### ENTRIES SHOWN
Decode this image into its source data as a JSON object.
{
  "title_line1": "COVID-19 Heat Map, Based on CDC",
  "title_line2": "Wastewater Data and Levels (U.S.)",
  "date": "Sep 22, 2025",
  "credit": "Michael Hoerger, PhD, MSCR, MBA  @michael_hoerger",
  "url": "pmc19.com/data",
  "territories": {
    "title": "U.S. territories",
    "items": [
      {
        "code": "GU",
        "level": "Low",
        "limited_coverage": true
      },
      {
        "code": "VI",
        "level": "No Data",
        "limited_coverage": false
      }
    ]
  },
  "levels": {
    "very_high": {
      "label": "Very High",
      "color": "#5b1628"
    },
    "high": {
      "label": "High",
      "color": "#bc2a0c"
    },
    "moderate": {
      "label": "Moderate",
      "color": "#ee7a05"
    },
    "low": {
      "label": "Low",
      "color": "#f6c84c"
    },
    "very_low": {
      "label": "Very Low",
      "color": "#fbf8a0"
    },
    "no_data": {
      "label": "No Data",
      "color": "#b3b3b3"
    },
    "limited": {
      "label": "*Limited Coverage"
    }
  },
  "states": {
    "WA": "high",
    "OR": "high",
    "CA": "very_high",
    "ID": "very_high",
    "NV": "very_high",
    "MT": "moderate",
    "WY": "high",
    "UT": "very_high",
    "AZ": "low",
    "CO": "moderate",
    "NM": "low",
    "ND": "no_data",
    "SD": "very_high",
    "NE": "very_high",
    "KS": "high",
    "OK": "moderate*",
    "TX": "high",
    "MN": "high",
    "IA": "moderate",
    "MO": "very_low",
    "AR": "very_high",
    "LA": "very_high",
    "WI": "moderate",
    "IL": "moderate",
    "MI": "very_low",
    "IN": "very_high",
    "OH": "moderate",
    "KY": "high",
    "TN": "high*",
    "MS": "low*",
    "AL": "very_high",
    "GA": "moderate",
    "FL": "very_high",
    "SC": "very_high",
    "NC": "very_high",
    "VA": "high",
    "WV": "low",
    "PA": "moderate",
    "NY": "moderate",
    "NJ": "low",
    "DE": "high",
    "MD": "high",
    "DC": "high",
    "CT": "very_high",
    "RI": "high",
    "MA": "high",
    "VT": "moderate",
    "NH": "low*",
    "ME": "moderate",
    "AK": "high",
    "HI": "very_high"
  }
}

### AIM OF THE EXERCISE
Pull out each record as written and restate it exactly.

### FINISHED EXERCISE
Decode this image into its source data as a JSON object.
{
  "title_line1": "COVID-19 Heat Map, Based on CDC",
  "title_line2": "Wastewater Data and Levels (U.S.)",
  "date": "Sep 22, 2025",
  "credit": "Michael Hoerger, PhD, MSCR, MBA  @michael_hoerger",
  "url": "pmc19.com/data",
  "territories": {
    "title": "U.S. territories",
    "items": [
      {
        "code": "GU",
        "level": "Low",
        "limited_coverage": true
      },
      {
        "code": "VI",
        "level": "No Data",
        "limited_coverage": false
      }
    ]
  },
  "levels": {
    "very_high": {
      "label": "Very High",
      "color": "#5b1628"
    },
    "high": {
      "label": "High",
      "color": "#bc2a0c"
    },
    "moderate": {
      "label": "Moderate",
      "color": "#ee7a05"
    },
    "low": {
      "label": "Low",
      "color": "#f6c84c"
    },
    "very_low": {
      "label": "Very Low",
      "color": "#fbf8a0"
    },
    "no_data": {
      "label": "No Data",
      "color": "#b3b3b3"
    },
    "limited": {
      "label": "*Limited Coverage"
    }
  },
  "states": {
    "WA": "high",
    "OR": "high",
    "CA": "very_high",
    "ID": "very_high",
    "NV": "very_high",
    "MT": "moderate",
    "WY": "high",
    "UT": "very_high",
    "AZ": "low",
    "CO": "moderate",
    "NM": "low",
    "ND": "no_data",
    "SD": "very_high",
    "NE": "very_high",
    "KS": "high",
    "OK": "moderate*",
    "TX": "high",
    "MN": "high",
    "IA": "moderate",
    "MO": "very_low",
    "AR": "very_high",
    "LA": "very_high",
    "WI": "moderate",
    "IL": "moderate",
    "MI": "very_low",
    "IN": "very_high",
    "OH": "moderate",
    "KY": "high",
    "TN": "high*",
    "MS": "low*",
    "AL": "very_high",
    "GA": "moderate",
    "FL": "very_high",
    "SC": "very_high",
    "NC": "very_high",
    "VA": "high",
    "WV": "low",
    "PA": "moderate",
    "NY": "moderate",
    "NJ": "low",
    "DE": "high",
    "MD": "high",
    "DC": "high",
    "CT": "very_high",
    "RI": "high",
    "MA": "high",
    "VT": "moderate",
    "NH": "low*",
    "ME": "moderate",
    "AK": "high",
    "HI": "very_high"
  }
}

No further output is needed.